Take every line from the listing below that includes "text" and copy it.

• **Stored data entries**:
#####
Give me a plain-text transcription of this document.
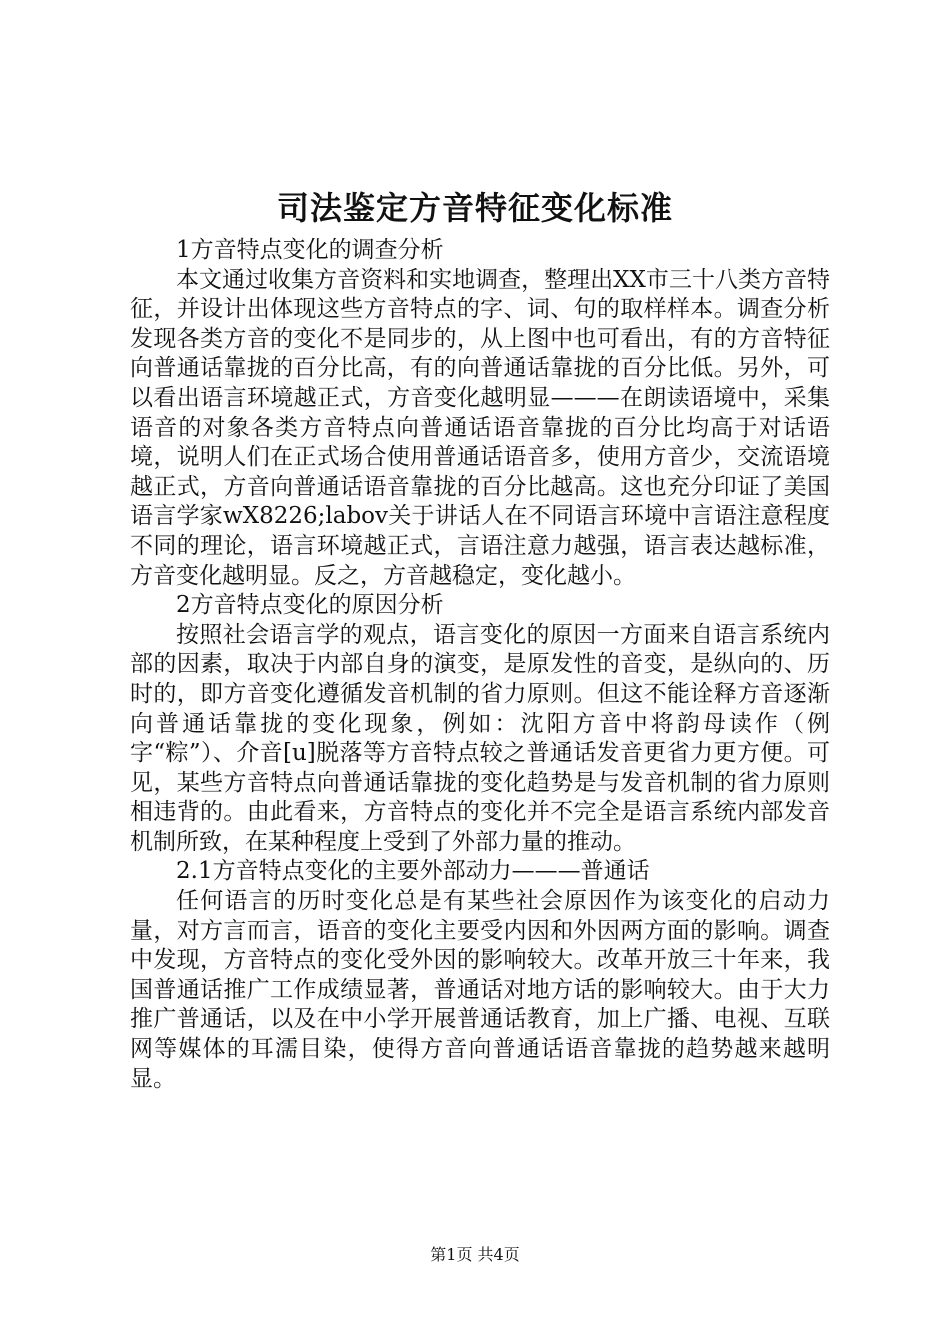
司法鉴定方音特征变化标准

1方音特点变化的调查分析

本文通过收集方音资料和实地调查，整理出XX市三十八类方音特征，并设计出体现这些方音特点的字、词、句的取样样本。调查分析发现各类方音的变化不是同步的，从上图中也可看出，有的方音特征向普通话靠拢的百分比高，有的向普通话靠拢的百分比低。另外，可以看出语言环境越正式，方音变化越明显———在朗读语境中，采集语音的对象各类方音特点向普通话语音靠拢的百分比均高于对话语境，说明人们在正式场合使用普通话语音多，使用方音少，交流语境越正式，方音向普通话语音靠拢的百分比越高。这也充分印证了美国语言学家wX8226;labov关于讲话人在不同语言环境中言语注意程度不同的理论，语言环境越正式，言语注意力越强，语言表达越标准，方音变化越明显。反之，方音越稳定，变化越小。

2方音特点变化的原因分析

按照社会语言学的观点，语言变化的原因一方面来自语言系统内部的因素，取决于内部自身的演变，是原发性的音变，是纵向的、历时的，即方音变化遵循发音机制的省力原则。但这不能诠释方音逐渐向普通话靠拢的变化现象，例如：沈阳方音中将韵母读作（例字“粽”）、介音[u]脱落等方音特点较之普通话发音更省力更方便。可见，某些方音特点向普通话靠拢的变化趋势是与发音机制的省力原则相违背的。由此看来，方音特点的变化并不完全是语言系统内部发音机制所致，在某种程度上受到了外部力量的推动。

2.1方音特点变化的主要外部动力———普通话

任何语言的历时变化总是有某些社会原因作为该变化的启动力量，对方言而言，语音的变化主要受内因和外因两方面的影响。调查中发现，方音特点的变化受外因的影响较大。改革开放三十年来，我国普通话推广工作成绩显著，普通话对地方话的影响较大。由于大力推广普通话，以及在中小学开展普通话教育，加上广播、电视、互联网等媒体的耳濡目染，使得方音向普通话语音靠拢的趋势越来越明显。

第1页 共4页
#####
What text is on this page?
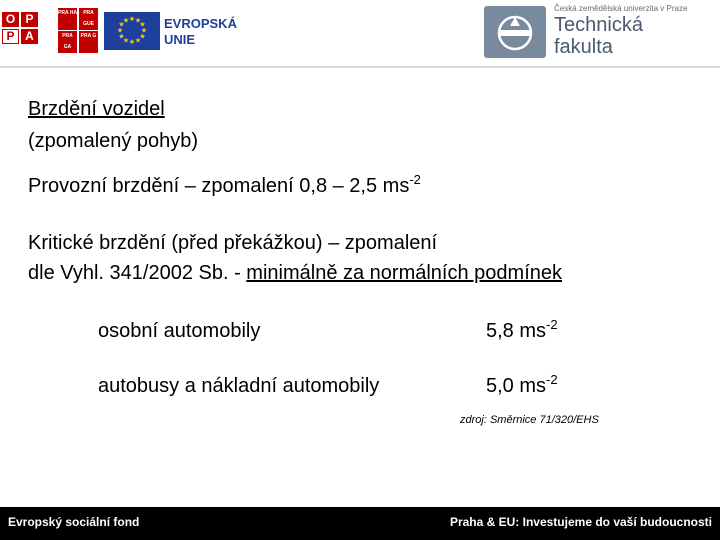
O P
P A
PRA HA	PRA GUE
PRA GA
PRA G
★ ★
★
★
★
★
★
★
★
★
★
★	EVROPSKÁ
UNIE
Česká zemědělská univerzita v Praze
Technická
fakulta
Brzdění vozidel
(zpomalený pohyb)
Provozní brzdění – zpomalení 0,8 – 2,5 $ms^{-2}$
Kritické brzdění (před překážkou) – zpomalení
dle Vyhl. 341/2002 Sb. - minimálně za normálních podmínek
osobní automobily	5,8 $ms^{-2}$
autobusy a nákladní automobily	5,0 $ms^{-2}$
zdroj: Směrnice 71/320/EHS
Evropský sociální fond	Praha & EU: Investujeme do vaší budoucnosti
#####
• **Expected output**:
Give me a plain-text transcription of this document.
What text is on this page?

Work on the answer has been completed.